<<<<
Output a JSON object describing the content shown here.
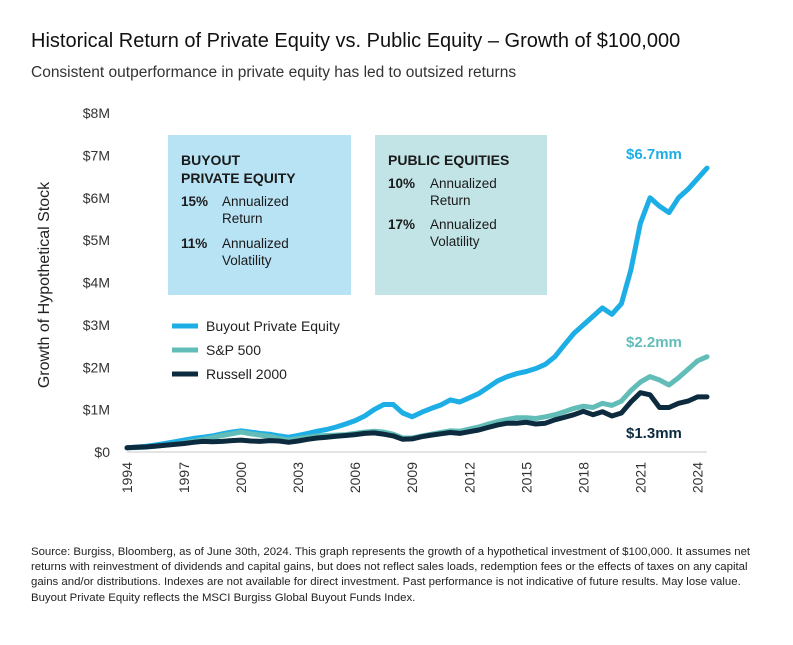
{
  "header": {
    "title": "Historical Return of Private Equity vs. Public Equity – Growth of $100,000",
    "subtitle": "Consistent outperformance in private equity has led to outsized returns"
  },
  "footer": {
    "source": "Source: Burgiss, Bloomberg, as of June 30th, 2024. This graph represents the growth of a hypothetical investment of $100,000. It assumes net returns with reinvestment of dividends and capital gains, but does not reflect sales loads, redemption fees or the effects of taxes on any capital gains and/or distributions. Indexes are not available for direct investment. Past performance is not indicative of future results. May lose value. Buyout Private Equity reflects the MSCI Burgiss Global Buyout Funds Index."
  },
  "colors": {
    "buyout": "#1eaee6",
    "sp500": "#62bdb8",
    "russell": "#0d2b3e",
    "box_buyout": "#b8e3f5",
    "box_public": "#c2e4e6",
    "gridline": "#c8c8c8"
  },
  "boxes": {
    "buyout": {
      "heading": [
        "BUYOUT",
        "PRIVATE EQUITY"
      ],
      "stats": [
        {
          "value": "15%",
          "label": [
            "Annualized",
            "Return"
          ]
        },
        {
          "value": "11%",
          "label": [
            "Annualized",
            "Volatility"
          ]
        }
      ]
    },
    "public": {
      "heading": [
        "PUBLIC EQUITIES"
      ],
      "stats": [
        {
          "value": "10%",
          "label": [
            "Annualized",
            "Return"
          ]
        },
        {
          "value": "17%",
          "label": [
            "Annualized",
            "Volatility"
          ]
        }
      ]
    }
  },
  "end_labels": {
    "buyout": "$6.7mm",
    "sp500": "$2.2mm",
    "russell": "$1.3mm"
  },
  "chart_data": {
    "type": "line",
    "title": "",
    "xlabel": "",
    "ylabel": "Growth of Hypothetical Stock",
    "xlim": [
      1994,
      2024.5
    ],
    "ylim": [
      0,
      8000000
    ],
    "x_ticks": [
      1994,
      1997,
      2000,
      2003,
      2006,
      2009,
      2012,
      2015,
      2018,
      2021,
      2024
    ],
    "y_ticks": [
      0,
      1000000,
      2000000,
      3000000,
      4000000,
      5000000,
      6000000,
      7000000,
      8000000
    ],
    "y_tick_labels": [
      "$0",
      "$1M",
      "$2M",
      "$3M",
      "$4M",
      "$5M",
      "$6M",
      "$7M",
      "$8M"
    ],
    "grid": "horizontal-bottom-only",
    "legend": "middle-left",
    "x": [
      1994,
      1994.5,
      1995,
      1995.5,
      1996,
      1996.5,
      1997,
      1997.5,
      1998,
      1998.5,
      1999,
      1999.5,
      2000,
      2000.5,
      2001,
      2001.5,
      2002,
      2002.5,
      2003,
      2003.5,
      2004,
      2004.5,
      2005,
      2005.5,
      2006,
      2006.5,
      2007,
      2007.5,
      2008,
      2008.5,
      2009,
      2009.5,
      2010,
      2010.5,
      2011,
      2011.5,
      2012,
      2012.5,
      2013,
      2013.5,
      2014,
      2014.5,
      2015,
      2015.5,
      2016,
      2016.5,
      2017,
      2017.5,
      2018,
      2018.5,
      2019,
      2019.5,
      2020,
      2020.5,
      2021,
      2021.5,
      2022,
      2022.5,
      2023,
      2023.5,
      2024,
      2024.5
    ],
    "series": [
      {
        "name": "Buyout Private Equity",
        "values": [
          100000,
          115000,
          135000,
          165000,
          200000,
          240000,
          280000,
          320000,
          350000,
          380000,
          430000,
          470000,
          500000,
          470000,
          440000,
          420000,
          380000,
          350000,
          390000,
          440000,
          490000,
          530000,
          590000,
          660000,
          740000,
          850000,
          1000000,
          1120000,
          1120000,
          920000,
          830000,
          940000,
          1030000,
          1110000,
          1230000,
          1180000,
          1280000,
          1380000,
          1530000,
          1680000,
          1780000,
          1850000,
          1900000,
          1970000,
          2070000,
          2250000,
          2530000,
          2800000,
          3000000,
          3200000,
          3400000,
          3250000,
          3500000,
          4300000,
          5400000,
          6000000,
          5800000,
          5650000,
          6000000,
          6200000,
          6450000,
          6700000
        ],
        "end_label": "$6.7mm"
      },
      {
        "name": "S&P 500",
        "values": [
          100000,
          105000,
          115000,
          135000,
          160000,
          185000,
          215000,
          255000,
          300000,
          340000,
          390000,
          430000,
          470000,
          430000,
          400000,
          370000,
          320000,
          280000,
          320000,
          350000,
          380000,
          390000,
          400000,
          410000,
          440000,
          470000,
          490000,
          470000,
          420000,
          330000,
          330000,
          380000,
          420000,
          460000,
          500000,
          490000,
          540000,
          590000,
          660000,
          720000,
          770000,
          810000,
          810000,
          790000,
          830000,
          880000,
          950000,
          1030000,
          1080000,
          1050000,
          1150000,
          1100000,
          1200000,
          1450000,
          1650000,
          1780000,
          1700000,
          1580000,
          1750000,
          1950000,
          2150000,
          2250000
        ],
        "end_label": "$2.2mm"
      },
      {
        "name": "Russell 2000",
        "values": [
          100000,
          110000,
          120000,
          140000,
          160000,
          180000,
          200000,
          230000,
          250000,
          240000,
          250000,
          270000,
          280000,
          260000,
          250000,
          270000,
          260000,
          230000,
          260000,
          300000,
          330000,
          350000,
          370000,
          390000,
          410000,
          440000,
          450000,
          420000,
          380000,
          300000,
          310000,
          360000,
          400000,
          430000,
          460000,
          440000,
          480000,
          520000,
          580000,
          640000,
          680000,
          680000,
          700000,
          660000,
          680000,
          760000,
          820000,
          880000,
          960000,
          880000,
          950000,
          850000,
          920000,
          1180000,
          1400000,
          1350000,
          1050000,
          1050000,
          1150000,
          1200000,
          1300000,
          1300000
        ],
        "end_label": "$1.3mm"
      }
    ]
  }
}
>>>>
→ **What the task asks**:
Return all the entries word for word, but omit any pictures they contain.

→ **Task answer**:
Output a JSON object describing the content shown here.
{
  "header": {
    "title": "Historical Return of Private Equity vs. Public Equity – Growth of $100,000",
    "subtitle": "Consistent outperformance in private equity has led to outsized returns"
  },
  "footer": {
    "source": "Source: Burgiss, Bloomberg, as of June 30th, 2024. This graph represents the growth of a hypothetical investment of $100,000. It assumes net returns with reinvestment of dividends and capital gains, but does not reflect sales loads, redemption fees or the effects of taxes on any capital gains and/or distributions. Indexes are not available for direct investment. Past performance is not indicative of future results. May lose value. Buyout Private Equity reflects the MSCI Burgiss Global Buyout Funds Index."
  },
  "colors": {
    "buyout": "#1eaee6",
    "sp500": "#62bdb8",
    "russell": "#0d2b3e",
    "box_buyout": "#b8e3f5",
    "box_public": "#c2e4e6",
    "gridline": "#c8c8c8"
  },
  "boxes": {
    "buyout": {
      "heading": [
        "BUYOUT",
        "PRIVATE EQUITY"
      ],
      "stats": [
        {
          "value": "15%",
          "label": [
            "Annualized",
            "Return"
          ]
        },
        {
          "value": "11%",
          "label": [
            "Annualized",
            "Volatility"
          ]
        }
      ]
    },
    "public": {
      "heading": [
        "PUBLIC EQUITIES"
      ],
      "stats": [
        {
          "value": "10%",
          "label": [
            "Annualized",
            "Return"
          ]
        },
        {
          "value": "17%",
          "label": [
            "Annualized",
            "Volatility"
          ]
        }
      ]
    }
  },
  "end_labels": {
    "buyout": "$6.7mm",
    "sp500": "$2.2mm",
    "russell": "$1.3mm"
  },
  "chart_data": {
    "type": "line",
    "title": "",
    "xlabel": "",
    "ylabel": "Growth of Hypothetical Stock",
    "xlim": [
      1994,
      2024.5
    ],
    "ylim": [
      0,
      8000000
    ],
    "x_ticks": [
      1994,
      1997,
      2000,
      2003,
      2006,
      2009,
      2012,
      2015,
      2018,
      2021,
      2024
    ],
    "y_ticks": [
      0,
      1000000,
      2000000,
      3000000,
      4000000,
      5000000,
      6000000,
      7000000,
      8000000
    ],
    "y_tick_labels": [
      "$0",
      "$1M",
      "$2M",
      "$3M",
      "$4M",
      "$5M",
      "$6M",
      "$7M",
      "$8M"
    ],
    "grid": "horizontal-bottom-only",
    "legend": "middle-left",
    "x": [
      1994,
      1994.5,
      1995,
      1995.5,
      1996,
      1996.5,
      1997,
      1997.5,
      1998,
      1998.5,
      1999,
      1999.5,
      2000,
      2000.5,
      2001,
      2001.5,
      2002,
      2002.5,
      2003,
      2003.5,
      2004,
      2004.5,
      2005,
      2005.5,
      2006,
      2006.5,
      2007,
      2007.5,
      2008,
      2008.5,
      2009,
      2009.5,
      2010,
      2010.5,
      2011,
      2011.5,
      2012,
      2012.5,
      2013,
      2013.5,
      2014,
      2014.5,
      2015,
      2015.5,
      2016,
      2016.5,
      2017,
      2017.5,
      2018,
      2018.5,
      2019,
      2019.5,
      2020,
      2020.5,
      2021,
      2021.5,
      2022,
      2022.5,
      2023,
      2023.5,
      2024,
      2024.5
    ],
    "series": [
      {
        "name": "Buyout Private Equity",
        "values": [
          100000,
          115000,
          135000,
          165000,
          200000,
          240000,
          280000,
          320000,
          350000,
          380000,
          430000,
          470000,
          500000,
          470000,
          440000,
          420000,
          380000,
          350000,
          390000,
          440000,
          490000,
          530000,
          590000,
          660000,
          740000,
          850000,
          1000000,
          1120000,
          1120000,
          920000,
          830000,
          940000,
          1030000,
          1110000,
          1230000,
          1180000,
          1280000,
          1380000,
          1530000,
          1680000,
          1780000,
          1850000,
          1900000,
          1970000,
          2070000,
          2250000,
          2530000,
          2800000,
          3000000,
          3200000,
          3400000,
          3250000,
          3500000,
          4300000,
          5400000,
          6000000,
          5800000,
          5650000,
          6000000,
          6200000,
          6450000,
          6700000
        ],
        "end_label": "$6.7mm"
      },
      {
        "name": "S&P 500",
        "values": [
          100000,
          105000,
          115000,
          135000,
          160000,
          185000,
          215000,
          255000,
          300000,
          340000,
          390000,
          430000,
          470000,
          430000,
          400000,
          370000,
          320000,
          280000,
          320000,
          350000,
          380000,
          390000,
          400000,
          410000,
          440000,
          470000,
          490000,
          470000,
          420000,
          330000,
          330000,
          380000,
          420000,
          460000,
          500000,
          490000,
          540000,
          590000,
          660000,
          720000,
          770000,
          810000,
          810000,
          790000,
          830000,
          880000,
          950000,
          1030000,
          1080000,
          1050000,
          1150000,
          1100000,
          1200000,
          1450000,
          1650000,
          1780000,
          1700000,
          1580000,
          1750000,
          1950000,
          2150000,
          2250000
        ],
        "end_label": "$2.2mm"
      },
      {
        "name": "Russell 2000",
        "values": [
          100000,
          110000,
          120000,
          140000,
          160000,
          180000,
          200000,
          230000,
          250000,
          240000,
          250000,
          270000,
          280000,
          260000,
          250000,
          270000,
          260000,
          230000,
          260000,
          300000,
          330000,
          350000,
          370000,
          390000,
          410000,
          440000,
          450000,
          420000,
          380000,
          300000,
          310000,
          360000,
          400000,
          430000,
          460000,
          440000,
          480000,
          520000,
          580000,
          640000,
          680000,
          680000,
          700000,
          660000,
          680000,
          760000,
          820000,
          880000,
          960000,
          880000,
          950000,
          850000,
          920000,
          1180000,
          1400000,
          1350000,
          1050000,
          1050000,
          1150000,
          1200000,
          1300000,
          1300000
        ],
        "end_label": "$1.3mm"
      }
    ]
  }
}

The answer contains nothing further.